▸ Directions:
Copy out the rows word for word, starting at the first row and ending with the row that contains "payment-date: 12/02/2022 [276,372,323,381]", including both of those rows.

▸ Source data:

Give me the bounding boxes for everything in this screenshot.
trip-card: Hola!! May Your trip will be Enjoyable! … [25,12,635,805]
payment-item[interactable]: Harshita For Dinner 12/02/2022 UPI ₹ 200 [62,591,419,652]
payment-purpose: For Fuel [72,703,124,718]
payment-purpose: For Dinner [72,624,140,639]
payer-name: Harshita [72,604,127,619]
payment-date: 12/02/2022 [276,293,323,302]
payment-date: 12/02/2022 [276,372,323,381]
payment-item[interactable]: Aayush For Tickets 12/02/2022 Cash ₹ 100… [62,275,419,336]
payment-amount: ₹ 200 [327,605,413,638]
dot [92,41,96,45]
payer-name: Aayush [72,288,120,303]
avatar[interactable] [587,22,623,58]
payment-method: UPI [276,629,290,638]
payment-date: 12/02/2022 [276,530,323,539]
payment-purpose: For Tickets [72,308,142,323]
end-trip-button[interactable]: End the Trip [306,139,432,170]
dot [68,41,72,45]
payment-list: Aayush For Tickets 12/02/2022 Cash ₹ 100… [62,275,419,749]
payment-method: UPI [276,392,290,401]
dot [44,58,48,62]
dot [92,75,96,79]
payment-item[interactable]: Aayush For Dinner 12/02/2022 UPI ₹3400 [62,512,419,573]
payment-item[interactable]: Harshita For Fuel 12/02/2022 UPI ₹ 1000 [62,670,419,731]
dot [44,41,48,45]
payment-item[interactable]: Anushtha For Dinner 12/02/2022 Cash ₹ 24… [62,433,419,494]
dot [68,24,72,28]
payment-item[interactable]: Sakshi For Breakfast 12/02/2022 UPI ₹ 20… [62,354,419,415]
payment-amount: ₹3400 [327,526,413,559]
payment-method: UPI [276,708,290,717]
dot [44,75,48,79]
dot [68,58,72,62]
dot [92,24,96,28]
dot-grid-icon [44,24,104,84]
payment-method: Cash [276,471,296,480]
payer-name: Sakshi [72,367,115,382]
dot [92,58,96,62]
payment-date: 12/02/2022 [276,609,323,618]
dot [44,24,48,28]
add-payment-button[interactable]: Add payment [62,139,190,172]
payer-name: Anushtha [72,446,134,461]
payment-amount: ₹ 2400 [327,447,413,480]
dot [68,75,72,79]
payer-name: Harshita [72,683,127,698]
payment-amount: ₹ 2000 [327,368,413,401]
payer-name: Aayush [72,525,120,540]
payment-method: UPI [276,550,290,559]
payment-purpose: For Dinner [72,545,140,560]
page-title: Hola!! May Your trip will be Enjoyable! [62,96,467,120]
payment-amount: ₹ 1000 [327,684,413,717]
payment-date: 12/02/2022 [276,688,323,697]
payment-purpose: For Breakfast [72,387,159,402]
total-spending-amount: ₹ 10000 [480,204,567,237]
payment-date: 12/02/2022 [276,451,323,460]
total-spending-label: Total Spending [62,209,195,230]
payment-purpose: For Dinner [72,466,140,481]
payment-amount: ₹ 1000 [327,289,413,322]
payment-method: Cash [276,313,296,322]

▸ Exercise response:
Give me the bounding boxes for everything in this screenshot.
trip-card: Hola!! May Your trip will be Enjoyable! … [25,12,635,805]
payment-item[interactable]: Harshita For Dinner 12/02/2022 UPI ₹ 200 [62,591,419,652]
payment-purpose: For Fuel [72,703,124,718]
payment-purpose: For Dinner [72,624,140,639]
payer-name: Harshita [72,604,127,619]
payment-date: 12/02/2022 [276,293,323,302]
payment-date: 12/02/2022 [276,372,323,381]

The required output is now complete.